- Set problem -
Print exactly the lines from the line with "Extract the chart's" to the last line of the data, please, both included.

- Records supplied -
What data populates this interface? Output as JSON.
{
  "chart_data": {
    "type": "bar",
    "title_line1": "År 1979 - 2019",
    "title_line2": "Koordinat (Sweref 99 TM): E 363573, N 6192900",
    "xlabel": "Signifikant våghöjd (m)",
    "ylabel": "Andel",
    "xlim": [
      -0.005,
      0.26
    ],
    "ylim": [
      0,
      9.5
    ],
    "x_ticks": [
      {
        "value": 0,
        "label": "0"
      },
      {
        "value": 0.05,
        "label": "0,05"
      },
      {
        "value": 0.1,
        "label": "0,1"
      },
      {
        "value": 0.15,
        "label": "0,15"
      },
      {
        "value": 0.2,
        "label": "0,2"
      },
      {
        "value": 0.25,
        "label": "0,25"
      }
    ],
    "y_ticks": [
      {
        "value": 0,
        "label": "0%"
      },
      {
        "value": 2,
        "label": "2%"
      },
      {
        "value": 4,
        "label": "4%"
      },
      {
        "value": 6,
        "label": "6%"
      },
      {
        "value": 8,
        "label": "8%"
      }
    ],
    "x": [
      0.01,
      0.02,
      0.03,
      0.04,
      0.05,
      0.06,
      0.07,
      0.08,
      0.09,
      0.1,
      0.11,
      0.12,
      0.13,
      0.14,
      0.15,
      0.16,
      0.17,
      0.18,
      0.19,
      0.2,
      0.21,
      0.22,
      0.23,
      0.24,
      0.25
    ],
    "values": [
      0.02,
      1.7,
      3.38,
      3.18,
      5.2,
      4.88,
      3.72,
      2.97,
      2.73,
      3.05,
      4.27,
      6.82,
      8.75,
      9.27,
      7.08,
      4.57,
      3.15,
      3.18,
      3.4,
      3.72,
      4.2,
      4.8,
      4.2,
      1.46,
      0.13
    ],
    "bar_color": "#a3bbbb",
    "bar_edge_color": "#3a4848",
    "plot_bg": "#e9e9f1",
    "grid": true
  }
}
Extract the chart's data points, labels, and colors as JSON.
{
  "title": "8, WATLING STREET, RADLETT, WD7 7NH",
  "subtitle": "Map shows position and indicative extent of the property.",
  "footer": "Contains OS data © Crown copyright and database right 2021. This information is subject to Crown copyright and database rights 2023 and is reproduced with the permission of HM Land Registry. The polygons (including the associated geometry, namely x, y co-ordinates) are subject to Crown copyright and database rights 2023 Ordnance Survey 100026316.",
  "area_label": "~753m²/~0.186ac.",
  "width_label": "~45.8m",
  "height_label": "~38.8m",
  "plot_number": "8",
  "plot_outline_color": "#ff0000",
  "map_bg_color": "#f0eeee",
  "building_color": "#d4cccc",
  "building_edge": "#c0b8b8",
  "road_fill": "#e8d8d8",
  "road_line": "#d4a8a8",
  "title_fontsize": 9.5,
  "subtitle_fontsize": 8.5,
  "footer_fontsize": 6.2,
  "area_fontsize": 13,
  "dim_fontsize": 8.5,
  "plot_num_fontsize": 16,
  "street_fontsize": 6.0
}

- Final result -
Extract the chart's data points, labels, and colors as JSON.
{
  "title": "8, WATLING STREET, RADLETT, WD7 7NH",
  "subtitle": "Map shows position and indicative extent of the property.",
  "footer": "Contains OS data © Crown copyright and database right 2021. This information is subject to Crown copyright and database rights 2023 and is reproduced with the permission of HM Land Registry. The polygons (including the associated geometry, namely x, y co-ordinates) are subject to Crown copyright and database rights 2023 Ordnance Survey 100026316.",
  "area_label": "~753m²/~0.186ac.",
  "width_label": "~45.8m",
  "height_label": "~38.8m",
  "plot_number": "8",
  "plot_outline_color": "#ff0000",
  "map_bg_color": "#f0eeee",
  "building_color": "#d4cccc",
  "building_edge": "#c0b8b8",
  "road_fill": "#e8d8d8",
  "road_line": "#d4a8a8",
  "title_fontsize": 9.5,
  "subtitle_fontsize": 8.5,
  "footer_fontsize": 6.2,
  "area_fontsize": 13,
  "dim_fontsize": 8.5,
  "plot_num_fontsize": 16,
  "street_fontsize": 6.0
}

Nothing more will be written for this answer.